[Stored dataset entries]
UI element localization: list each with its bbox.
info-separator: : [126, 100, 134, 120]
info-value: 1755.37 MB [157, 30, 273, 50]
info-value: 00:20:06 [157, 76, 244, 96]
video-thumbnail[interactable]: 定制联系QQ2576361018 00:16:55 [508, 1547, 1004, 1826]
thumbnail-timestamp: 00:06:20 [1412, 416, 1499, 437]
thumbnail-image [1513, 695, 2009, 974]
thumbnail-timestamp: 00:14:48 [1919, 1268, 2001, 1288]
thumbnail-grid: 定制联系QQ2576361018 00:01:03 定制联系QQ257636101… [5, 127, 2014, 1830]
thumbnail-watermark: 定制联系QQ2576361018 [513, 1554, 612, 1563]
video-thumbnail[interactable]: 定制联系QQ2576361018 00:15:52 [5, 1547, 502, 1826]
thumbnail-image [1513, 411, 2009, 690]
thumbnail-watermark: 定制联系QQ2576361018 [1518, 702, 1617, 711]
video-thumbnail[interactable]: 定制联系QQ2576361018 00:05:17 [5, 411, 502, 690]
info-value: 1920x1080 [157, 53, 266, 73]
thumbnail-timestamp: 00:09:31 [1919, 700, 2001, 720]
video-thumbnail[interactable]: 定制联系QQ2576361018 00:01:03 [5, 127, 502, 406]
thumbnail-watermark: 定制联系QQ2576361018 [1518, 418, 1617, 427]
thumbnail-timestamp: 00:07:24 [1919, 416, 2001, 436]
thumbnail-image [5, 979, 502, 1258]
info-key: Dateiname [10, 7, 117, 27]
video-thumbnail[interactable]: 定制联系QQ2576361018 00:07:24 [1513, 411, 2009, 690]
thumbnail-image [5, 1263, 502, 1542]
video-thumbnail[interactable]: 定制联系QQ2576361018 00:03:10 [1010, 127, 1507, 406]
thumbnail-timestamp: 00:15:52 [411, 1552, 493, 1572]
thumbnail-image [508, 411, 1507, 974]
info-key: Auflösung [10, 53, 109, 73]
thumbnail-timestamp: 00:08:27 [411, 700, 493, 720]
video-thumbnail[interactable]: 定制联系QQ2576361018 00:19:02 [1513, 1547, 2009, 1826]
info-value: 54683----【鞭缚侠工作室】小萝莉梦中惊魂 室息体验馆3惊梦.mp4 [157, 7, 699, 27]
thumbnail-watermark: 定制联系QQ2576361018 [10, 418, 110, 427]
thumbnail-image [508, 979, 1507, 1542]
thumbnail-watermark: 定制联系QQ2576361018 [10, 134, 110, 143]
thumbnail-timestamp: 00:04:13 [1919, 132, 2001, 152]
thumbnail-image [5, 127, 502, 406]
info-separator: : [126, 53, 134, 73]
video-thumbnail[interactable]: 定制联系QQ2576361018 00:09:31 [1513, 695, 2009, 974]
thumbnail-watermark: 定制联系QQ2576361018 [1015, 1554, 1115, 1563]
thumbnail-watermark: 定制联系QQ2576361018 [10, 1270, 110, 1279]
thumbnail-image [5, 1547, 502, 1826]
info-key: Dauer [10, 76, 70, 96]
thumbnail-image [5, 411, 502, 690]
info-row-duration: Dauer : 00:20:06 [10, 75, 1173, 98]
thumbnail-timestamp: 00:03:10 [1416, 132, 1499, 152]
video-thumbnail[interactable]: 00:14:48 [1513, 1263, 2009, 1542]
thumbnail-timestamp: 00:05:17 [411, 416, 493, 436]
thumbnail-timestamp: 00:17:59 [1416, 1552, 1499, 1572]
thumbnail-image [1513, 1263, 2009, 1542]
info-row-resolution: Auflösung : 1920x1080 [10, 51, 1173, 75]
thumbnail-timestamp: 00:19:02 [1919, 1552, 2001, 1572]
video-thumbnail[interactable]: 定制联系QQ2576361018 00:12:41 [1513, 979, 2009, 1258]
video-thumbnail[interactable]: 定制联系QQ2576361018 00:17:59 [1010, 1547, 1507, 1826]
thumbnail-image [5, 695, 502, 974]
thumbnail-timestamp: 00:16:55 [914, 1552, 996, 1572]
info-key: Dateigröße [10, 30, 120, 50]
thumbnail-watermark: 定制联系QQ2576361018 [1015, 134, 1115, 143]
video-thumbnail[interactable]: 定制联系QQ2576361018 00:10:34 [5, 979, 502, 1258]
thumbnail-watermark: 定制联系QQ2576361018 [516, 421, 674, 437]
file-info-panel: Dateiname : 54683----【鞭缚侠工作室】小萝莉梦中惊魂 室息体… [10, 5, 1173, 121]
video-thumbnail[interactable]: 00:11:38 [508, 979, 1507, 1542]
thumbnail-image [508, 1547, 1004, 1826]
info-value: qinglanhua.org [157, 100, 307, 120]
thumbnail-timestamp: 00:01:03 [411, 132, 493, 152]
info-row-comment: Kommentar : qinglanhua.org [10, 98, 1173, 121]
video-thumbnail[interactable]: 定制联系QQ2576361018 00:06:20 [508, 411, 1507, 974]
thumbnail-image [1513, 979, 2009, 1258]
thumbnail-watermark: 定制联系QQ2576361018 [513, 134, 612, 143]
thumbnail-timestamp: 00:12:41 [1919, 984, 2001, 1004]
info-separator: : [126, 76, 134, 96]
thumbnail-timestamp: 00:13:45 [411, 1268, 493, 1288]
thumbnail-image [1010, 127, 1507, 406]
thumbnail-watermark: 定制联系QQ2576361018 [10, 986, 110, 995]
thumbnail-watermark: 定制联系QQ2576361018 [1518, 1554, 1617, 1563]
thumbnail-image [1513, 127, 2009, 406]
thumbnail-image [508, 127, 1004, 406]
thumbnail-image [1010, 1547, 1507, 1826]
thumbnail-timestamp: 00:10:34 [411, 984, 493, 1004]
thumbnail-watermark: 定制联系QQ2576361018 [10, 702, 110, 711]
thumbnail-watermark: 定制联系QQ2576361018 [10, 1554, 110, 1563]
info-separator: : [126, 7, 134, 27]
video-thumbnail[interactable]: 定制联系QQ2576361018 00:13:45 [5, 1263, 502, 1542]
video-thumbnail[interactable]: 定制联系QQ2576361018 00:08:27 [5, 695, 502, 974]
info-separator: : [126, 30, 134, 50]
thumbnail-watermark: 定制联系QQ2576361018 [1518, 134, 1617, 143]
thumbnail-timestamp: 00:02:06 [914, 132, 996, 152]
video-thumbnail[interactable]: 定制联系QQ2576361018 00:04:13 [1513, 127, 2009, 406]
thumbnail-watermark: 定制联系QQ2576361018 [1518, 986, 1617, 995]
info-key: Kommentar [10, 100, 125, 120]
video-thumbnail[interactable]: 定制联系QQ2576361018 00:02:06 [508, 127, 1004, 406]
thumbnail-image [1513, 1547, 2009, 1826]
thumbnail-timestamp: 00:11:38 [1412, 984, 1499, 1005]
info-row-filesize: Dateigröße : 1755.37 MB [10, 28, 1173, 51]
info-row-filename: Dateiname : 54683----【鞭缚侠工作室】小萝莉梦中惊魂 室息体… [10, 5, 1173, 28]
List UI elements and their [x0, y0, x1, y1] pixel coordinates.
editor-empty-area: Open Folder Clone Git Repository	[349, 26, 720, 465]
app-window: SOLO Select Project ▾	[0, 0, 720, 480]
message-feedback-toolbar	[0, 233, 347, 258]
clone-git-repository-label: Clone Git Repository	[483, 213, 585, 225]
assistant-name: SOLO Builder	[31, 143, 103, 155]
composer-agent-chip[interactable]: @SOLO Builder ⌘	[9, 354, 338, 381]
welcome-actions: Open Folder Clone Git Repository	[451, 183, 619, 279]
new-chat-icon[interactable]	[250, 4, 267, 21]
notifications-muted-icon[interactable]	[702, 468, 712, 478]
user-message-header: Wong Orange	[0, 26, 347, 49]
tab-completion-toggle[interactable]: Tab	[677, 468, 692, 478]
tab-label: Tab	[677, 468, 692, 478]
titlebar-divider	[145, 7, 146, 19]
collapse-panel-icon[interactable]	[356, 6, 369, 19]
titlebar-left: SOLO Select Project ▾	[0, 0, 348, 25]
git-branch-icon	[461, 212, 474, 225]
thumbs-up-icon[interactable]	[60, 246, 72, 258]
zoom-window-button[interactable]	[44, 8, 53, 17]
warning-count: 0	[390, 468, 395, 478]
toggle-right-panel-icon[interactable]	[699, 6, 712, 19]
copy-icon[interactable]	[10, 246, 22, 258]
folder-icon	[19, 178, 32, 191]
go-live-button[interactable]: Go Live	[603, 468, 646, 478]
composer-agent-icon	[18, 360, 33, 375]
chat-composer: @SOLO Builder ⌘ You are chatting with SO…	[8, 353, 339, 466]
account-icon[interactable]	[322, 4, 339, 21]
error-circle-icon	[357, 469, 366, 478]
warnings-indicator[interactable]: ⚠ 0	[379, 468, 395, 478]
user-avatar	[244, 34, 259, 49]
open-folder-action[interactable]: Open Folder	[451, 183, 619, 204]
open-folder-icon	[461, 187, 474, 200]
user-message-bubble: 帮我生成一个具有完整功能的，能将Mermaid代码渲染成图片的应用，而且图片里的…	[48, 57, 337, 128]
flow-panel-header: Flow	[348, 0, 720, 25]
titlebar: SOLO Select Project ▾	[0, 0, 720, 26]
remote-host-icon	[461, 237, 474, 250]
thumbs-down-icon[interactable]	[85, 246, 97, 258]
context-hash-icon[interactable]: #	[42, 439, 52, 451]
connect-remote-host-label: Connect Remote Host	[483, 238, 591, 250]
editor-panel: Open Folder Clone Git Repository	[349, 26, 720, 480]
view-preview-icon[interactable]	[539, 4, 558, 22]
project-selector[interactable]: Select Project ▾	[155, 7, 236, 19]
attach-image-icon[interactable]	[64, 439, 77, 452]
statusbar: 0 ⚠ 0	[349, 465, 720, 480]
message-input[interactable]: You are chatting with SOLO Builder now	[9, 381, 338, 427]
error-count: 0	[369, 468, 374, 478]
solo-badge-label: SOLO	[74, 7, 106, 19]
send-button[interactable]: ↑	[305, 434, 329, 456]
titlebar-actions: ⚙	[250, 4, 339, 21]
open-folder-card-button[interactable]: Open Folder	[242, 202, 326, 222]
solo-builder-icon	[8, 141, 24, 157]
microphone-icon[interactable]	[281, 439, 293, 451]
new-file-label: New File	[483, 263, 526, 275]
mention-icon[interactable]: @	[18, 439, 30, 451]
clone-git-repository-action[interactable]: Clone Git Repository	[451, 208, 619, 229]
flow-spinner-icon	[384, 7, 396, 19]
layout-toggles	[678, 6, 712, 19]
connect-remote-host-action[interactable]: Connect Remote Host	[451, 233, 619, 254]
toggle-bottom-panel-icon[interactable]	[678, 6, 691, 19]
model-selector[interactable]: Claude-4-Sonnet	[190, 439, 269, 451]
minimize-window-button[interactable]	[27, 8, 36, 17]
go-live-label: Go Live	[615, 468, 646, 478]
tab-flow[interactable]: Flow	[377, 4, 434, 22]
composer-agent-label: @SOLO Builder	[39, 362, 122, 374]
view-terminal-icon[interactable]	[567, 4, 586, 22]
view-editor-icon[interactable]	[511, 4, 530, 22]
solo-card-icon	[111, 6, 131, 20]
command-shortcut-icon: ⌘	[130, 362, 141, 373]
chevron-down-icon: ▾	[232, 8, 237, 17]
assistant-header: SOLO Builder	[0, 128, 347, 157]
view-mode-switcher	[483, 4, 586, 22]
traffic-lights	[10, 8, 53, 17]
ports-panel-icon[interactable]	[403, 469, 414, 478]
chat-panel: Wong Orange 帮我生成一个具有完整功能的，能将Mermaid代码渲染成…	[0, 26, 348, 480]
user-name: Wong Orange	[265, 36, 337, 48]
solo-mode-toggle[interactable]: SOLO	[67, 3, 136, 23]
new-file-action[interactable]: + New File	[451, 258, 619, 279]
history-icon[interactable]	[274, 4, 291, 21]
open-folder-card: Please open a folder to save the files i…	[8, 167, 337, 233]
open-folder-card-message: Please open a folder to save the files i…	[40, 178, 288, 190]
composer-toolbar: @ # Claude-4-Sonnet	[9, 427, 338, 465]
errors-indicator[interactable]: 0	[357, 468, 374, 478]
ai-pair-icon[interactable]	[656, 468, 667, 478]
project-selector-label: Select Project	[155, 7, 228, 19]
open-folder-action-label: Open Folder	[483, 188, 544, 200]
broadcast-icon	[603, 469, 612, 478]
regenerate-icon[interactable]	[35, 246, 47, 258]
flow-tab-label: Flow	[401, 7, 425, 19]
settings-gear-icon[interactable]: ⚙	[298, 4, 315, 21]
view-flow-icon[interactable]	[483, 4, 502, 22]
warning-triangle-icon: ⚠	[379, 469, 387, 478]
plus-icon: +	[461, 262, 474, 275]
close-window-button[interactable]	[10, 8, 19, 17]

Required task:
Reproduce, without any change, the lines from the start of the entries through the line containing "video-thumbnail[interactable]: 定制联系QQ2576361018 00:16:55", including both of those lines.

Answer to this exercise:
UI element localization: list each with its bbox.
info-separator: : [126, 100, 134, 120]
info-value: 1755.37 MB [157, 30, 273, 50]
info-value: 00:20:06 [157, 76, 244, 96]
video-thumbnail[interactable]: 定制联系QQ2576361018 00:16:55 [508, 1547, 1004, 1826]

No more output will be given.